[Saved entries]
☆ ☆ ☆ ☆
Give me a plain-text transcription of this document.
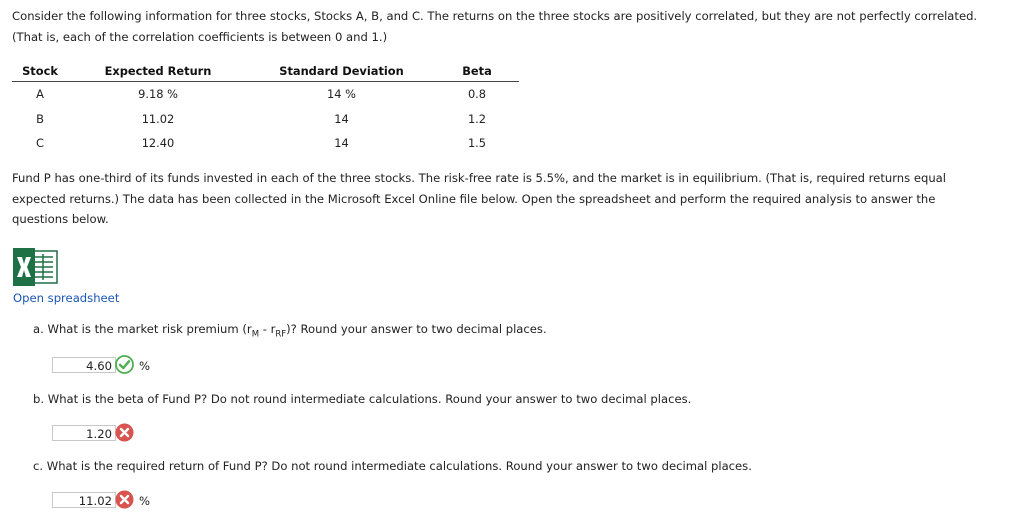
Consider the following information for three stocks, Stocks A, B, and C. The returns on the three stocks are positively correlated, but they are not perfectly correlated.
(That is, each of the correlation coefficients is between 0 and 1.)
Stock	Expected Return	Standard Deviation	Beta
A	9.18 %	14 %	0.8
B	11.02	14	1.2
C	12.40	14	1.5
Fund P has one-third of its funds invested in each of the three stocks. The risk-free rate is 5.5%, and the market is in equilibrium. (That is, required returns equal
expected returns.) The data has been collected in the Microsoft Excel Online file below. Open the spreadsheet and perform the required analysis to answer the
questions below.
Open spreadsheet
a. What is the market risk premium $(r_M - r_{RF})$? Round your answer to two decimal places.
4.60	%
b. What is the beta of Fund P? Do not round intermediate calculations. Round your answer to two decimal places.
1.20
c. What is the required return of Fund P? Do not round intermediate calculations. Round your answer to two decimal places.
11.02	%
☆ ☆ ☆ ☆
== Work instructions ==
Determine how many lines above contain "your" as a word or string. Give the number alone.

== Full output ==
3